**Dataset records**
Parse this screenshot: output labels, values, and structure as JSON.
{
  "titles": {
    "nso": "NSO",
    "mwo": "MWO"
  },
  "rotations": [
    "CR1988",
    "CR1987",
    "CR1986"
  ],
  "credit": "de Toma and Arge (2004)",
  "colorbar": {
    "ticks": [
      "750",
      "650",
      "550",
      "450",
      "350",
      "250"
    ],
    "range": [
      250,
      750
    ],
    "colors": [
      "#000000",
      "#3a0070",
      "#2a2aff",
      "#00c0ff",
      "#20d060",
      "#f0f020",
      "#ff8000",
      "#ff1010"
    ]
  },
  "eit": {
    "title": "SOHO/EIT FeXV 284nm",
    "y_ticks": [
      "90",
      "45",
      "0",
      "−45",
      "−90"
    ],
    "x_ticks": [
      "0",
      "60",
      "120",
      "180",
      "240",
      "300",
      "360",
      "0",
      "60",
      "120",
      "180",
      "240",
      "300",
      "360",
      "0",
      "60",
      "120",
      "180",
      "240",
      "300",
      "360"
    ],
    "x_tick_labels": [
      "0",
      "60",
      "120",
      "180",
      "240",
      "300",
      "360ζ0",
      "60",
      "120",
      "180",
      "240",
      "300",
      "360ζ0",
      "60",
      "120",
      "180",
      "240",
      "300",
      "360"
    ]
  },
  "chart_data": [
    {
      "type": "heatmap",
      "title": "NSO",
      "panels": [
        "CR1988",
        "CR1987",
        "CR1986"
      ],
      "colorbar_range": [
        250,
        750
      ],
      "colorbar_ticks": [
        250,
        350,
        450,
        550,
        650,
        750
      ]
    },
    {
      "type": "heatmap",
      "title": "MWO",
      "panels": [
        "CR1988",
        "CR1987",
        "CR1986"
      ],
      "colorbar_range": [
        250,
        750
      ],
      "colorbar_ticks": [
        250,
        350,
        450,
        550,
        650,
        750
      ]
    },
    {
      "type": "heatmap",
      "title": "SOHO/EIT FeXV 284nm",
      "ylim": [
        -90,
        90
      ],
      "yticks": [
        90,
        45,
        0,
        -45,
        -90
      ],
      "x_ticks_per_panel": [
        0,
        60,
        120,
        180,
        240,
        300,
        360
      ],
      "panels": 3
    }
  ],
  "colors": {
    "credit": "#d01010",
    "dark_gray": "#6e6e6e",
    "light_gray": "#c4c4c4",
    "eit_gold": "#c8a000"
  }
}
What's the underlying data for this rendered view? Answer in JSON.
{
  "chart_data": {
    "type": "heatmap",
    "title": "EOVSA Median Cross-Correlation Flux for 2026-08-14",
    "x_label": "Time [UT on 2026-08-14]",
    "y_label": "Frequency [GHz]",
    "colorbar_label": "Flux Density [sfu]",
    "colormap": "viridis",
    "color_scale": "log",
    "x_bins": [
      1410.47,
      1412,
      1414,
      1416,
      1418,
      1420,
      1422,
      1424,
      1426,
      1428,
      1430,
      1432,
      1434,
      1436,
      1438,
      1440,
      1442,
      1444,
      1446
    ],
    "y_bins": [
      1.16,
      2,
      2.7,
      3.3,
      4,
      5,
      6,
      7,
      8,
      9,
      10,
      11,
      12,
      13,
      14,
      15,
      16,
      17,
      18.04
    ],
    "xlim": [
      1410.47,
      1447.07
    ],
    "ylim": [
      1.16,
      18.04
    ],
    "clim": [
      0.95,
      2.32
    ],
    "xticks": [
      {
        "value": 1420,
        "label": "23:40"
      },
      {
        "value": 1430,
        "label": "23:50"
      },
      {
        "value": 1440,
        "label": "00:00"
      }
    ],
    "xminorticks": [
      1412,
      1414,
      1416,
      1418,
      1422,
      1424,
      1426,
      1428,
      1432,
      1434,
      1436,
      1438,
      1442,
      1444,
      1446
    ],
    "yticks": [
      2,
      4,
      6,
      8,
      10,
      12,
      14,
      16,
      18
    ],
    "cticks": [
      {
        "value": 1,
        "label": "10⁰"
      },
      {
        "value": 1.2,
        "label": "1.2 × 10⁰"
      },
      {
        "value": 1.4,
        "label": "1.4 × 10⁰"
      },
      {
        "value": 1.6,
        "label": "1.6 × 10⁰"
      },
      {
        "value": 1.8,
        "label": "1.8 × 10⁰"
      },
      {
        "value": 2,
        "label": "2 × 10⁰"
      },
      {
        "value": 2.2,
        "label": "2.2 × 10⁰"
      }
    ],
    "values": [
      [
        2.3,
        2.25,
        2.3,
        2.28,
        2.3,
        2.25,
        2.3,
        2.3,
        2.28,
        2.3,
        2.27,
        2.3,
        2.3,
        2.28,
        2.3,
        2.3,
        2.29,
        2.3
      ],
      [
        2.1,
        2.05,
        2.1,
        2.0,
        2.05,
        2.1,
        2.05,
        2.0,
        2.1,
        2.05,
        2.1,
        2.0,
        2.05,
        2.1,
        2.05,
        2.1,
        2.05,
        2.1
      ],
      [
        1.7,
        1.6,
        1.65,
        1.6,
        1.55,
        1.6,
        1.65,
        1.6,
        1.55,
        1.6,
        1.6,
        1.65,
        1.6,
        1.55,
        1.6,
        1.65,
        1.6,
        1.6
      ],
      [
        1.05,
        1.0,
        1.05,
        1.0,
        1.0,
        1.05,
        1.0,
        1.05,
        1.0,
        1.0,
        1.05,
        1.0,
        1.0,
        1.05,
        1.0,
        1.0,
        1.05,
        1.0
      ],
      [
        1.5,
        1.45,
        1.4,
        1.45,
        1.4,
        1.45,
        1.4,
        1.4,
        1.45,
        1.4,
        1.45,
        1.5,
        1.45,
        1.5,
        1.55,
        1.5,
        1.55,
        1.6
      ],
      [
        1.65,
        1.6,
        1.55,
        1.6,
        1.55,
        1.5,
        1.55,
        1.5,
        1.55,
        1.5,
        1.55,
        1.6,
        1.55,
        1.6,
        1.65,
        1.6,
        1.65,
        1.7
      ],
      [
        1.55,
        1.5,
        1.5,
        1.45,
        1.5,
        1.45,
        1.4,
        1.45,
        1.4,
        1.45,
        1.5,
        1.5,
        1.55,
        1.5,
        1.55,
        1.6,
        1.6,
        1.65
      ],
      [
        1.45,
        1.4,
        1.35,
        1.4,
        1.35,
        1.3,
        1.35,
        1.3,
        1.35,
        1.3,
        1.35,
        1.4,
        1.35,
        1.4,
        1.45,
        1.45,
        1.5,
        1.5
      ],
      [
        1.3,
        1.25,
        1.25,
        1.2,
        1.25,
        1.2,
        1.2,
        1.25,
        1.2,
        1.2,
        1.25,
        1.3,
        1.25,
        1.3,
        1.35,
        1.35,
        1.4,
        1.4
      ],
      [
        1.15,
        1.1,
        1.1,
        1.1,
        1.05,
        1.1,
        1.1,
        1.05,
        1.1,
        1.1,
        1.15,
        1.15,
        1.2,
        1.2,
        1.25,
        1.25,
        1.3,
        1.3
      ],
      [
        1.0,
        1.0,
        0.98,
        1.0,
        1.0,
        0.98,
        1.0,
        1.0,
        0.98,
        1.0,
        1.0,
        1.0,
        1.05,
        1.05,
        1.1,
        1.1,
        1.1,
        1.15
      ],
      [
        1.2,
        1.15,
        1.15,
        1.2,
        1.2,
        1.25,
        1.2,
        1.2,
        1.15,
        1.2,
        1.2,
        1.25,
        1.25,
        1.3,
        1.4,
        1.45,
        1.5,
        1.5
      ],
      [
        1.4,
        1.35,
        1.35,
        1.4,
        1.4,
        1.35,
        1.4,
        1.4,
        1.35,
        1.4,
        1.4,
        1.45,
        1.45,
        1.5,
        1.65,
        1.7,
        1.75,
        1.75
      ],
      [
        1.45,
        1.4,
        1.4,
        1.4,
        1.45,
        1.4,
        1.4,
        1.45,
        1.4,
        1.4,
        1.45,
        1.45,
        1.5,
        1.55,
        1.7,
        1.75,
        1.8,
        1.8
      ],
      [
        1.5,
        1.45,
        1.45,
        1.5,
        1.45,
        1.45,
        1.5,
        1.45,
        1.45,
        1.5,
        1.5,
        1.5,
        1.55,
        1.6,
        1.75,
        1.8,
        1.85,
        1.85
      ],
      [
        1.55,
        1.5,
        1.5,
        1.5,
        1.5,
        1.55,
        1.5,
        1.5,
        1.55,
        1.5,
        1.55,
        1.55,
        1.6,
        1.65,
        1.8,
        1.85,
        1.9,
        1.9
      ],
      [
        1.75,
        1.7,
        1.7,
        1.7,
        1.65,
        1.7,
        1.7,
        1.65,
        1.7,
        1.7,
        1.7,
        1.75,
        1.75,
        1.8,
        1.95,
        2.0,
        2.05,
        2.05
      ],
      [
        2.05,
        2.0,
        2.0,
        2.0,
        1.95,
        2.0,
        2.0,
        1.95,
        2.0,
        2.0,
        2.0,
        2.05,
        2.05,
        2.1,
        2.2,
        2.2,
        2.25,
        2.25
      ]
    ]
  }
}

**DIRECTIONS FOR THIS TASK**
In the listing above, how many lines hold the word "JSON"? Give the number and nothing more.

**RESPONSE TO THIS TASK**
2